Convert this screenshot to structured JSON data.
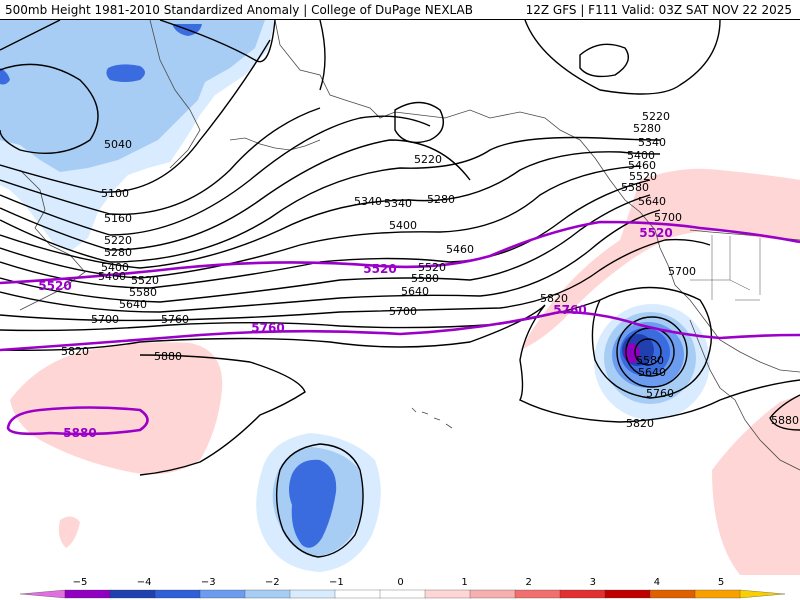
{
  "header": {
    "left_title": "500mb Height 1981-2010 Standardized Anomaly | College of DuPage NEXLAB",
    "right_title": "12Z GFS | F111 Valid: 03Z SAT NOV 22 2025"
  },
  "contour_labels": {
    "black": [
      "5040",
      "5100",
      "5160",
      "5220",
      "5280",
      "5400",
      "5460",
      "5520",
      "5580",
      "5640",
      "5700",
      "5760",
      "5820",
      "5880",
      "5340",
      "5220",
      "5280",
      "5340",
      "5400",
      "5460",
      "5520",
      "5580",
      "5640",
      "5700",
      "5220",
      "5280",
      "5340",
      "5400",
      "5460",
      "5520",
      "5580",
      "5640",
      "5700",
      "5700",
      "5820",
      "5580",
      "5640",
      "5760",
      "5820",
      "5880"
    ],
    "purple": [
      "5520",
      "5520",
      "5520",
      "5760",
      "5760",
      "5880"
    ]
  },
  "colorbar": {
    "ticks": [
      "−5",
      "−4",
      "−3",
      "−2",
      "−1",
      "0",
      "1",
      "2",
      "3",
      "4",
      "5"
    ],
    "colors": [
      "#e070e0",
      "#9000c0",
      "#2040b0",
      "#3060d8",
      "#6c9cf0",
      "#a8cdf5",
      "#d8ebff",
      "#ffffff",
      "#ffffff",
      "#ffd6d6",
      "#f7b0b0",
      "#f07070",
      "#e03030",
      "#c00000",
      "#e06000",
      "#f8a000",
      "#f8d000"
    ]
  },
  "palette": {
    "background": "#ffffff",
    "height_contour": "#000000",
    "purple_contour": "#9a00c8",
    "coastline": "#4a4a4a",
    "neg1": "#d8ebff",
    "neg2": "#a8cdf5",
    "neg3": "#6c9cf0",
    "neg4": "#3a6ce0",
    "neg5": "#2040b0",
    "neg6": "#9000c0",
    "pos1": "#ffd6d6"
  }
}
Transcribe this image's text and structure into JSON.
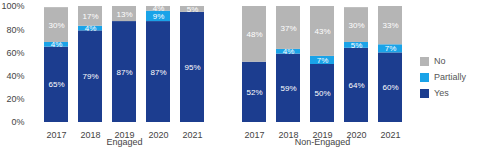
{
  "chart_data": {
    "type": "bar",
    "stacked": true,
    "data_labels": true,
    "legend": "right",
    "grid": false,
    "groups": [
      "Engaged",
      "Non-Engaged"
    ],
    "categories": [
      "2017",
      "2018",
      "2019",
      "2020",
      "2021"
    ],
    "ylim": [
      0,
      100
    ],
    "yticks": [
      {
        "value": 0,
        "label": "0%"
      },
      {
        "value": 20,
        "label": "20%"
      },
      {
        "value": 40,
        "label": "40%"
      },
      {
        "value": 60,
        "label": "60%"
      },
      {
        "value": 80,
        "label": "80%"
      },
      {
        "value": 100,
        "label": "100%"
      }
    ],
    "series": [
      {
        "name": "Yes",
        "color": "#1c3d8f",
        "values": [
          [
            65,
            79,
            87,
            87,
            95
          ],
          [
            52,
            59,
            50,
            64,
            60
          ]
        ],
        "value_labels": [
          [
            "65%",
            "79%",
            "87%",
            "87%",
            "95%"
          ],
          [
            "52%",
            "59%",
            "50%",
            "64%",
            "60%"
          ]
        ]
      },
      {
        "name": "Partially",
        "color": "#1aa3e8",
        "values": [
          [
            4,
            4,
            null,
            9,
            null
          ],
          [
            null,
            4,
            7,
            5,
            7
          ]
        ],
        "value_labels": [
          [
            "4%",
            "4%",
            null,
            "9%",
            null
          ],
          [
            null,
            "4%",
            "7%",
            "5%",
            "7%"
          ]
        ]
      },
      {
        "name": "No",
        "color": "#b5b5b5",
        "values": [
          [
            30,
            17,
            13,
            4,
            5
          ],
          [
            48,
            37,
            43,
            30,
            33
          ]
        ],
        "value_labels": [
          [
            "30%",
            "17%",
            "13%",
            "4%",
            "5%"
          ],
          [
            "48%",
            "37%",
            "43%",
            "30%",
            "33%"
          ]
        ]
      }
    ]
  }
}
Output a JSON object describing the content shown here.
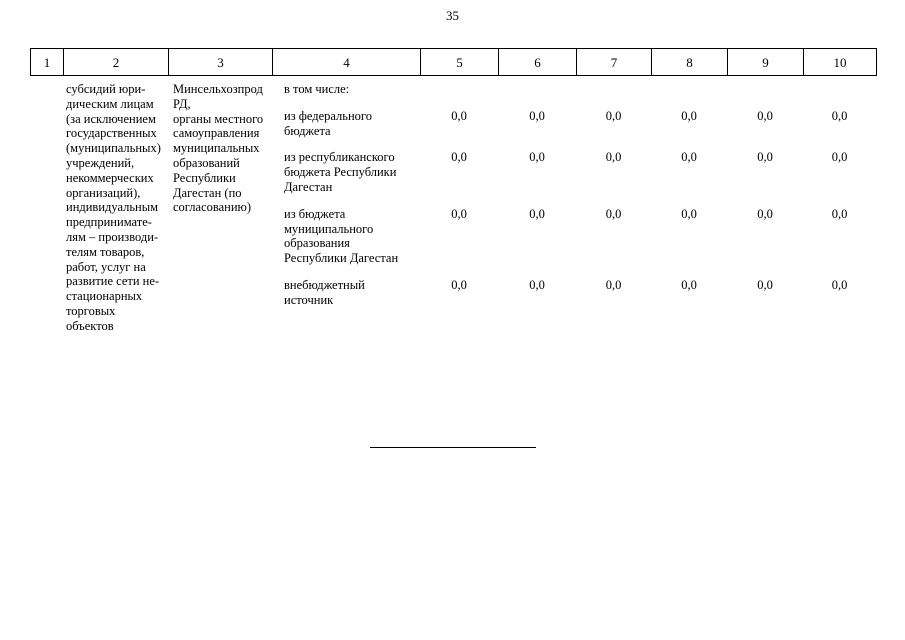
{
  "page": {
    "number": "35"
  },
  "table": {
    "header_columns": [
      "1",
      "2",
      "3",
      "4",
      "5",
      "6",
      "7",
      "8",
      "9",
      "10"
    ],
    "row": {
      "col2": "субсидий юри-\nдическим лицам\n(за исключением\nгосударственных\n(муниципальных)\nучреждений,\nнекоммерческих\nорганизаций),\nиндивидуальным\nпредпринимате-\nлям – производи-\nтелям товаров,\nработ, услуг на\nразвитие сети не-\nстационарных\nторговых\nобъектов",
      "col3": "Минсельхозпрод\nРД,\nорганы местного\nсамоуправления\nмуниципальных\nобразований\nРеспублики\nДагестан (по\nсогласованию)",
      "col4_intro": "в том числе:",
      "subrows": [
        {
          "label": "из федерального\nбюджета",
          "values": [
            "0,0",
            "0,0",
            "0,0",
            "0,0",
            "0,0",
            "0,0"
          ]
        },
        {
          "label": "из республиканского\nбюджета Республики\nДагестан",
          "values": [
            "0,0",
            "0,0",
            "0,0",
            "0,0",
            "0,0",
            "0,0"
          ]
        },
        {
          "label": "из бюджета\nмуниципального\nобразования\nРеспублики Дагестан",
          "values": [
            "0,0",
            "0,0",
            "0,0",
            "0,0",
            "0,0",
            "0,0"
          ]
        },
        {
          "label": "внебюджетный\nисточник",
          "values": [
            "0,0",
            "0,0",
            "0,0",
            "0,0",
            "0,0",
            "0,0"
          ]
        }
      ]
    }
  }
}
···
Task to carry out
Leaving all pictures aside, quote each record exactly.

Result of the task
Convert this screenshot to structured JSON data.
{
  "header": {
    "left_title": "500mb Height 1981-2010 Standardized Anomaly | College of DuPage NEXLAB",
    "right_title": "12Z GFS | F111 Valid: 03Z SAT NOV 22 2025"
  },
  "contour_labels": {
    "black": [
      "5040",
      "5100",
      "5160",
      "5220",
      "5280",
      "5400",
      "5460",
      "5520",
      "5580",
      "5640",
      "5700",
      "5760",
      "5820",
      "5880",
      "5340",
      "5220",
      "5280",
      "5340",
      "5400",
      "5460",
      "5520",
      "5580",
      "5640",
      "5700",
      "5220",
      "5280",
      "5340",
      "5400",
      "5460",
      "5520",
      "5580",
      "5640",
      "5700",
      "5700",
      "5820",
      "5580",
      "5640",
      "5760",
      "5820",
      "5880"
    ],
    "purple": [
      "5520",
      "5520",
      "5520",
      "5760",
      "5760",
      "5880"
    ]
  },
  "colorbar": {
    "ticks": [
      "−5",
      "−4",
      "−3",
      "−2",
      "−1",
      "0",
      "1",
      "2",
      "3",
      "4",
      "5"
    ],
    "colors": [
      "#e070e0",
      "#9000c0",
      "#2040b0",
      "#3060d8",
      "#6c9cf0",
      "#a8cdf5",
      "#d8ebff",
      "#ffffff",
      "#ffffff",
      "#ffd6d6",
      "#f7b0b0",
      "#f07070",
      "#e03030",
      "#c00000",
      "#e06000",
      "#f8a000",
      "#f8d000"
    ]
  },
  "palette": {
    "background": "#ffffff",
    "height_contour": "#000000",
    "purple_contour": "#9a00c8",
    "coastline": "#4a4a4a",
    "neg1": "#d8ebff",
    "neg2": "#a8cdf5",
    "neg3": "#6c9cf0",
    "neg4": "#3a6ce0",
    "neg5": "#2040b0",
    "neg6": "#9000c0",
    "pos1": "#ffd6d6"
  }
}
Transcribe this image's text and structure into JSON.
{
  "chart_data": {
    "type": "bar",
    "stacked": true,
    "data_labels": true,
    "legend": "right",
    "grid": false,
    "groups": [
      "Engaged",
      "Non-Engaged"
    ],
    "categories": [
      "2017",
      "2018",
      "2019",
      "2020",
      "2021"
    ],
    "ylim": [
      0,
      100
    ],
    "yticks": [
      {
        "value": 0,
        "label": "0%"
      },
      {
        "value": 20,
        "label": "20%"
      },
      {
        "value": 40,
        "label": "40%"
      },
      {
        "value": 60,
        "label": "60%"
      },
      {
        "value": 80,
        "label": "80%"
      },
      {
        "value": 100,
        "label": "100%"
      }
    ],
    "series": [
      {
        "name": "Yes",
        "color": "#1c3d8f",
        "values": [
          [
            65,
            79,
            87,
            87,
            95
          ],
          [
            52,
            59,
            50,
            64,
            60
          ]
        ],
        "value_labels": [
          [
            "65%",
            "79%",
            "87%",
            "87%",
            "95%"
          ],
          [
            "52%",
            "59%",
            "50%",
            "64%",
            "60%"
          ]
        ]
      },
      {
        "name": "Partially",
        "color": "#1aa3e8",
        "values": [
          [
            4,
            4,
            null,
            9,
            null
          ],
          [
            null,
            4,
            7,
            5,
            7
          ]
        ],
        "value_labels": [
          [
            "4%",
            "4%",
            null,
            "9%",
            null
          ],
          [
            null,
            "4%",
            "7%",
            "5%",
            "7%"
          ]
        ]
      },
      {
        "name": "No",
        "color": "#b5b5b5",
        "values": [
          [
            30,
            17,
            13,
            4,
            5
          ],
          [
            48,
            37,
            43,
            30,
            33
          ]
        ],
        "value_labels": [
          [
            "30%",
            "17%",
            "13%",
            "4%",
            "5%"
          ],
          [
            "48%",
            "37%",
            "43%",
            "30%",
            "33%"
          ]
        ]
      }
    ]
  }
}
Output a JSON object describing the content shown here.
{
  "page": {
    "number": "35"
  },
  "table": {
    "header_columns": [
      "1",
      "2",
      "3",
      "4",
      "5",
      "6",
      "7",
      "8",
      "9",
      "10"
    ],
    "row": {
      "col2": "субсидий юри-\nдическим лицам\n(за исключением\nгосударственных\n(муниципальных)\nучреждений,\nнекоммерческих\nорганизаций),\nиндивидуальным\nпредпринимате-\nлям – производи-\nтелям товаров,\nработ, услуг на\nразвитие сети не-\nстационарных\nторговых\nобъектов",
      "col3": "Минсельхозпрод\nРД,\nорганы местного\nсамоуправления\nмуниципальных\nобразований\nРеспублики\nДагестан (по\nсогласованию)",
      "col4_intro": "в том числе:",
      "subrows": [
        {
          "label": "из федерального\nбюджета",
          "values": [
            "0,0",
            "0,0",
            "0,0",
            "0,0",
            "0,0",
            "0,0"
          ]
        },
        {
          "label": "из республиканского\nбюджета Республики\nДагестан",
          "values": [
            "0,0",
            "0,0",
            "0,0",
            "0,0",
            "0,0",
            "0,0"
          ]
        },
        {
          "label": "из бюджета\nмуниципального\nобразования\nРеспублики Дагестан",
          "values": [
            "0,0",
            "0,0",
            "0,0",
            "0,0",
            "0,0",
            "0,0"
          ]
        },
        {
          "label": "внебюджетный\nисточник",
          "values": [
            "0,0",
            "0,0",
            "0,0",
            "0,0",
            "0,0",
            "0,0"
          ]
        }
      ]
    }
  }
}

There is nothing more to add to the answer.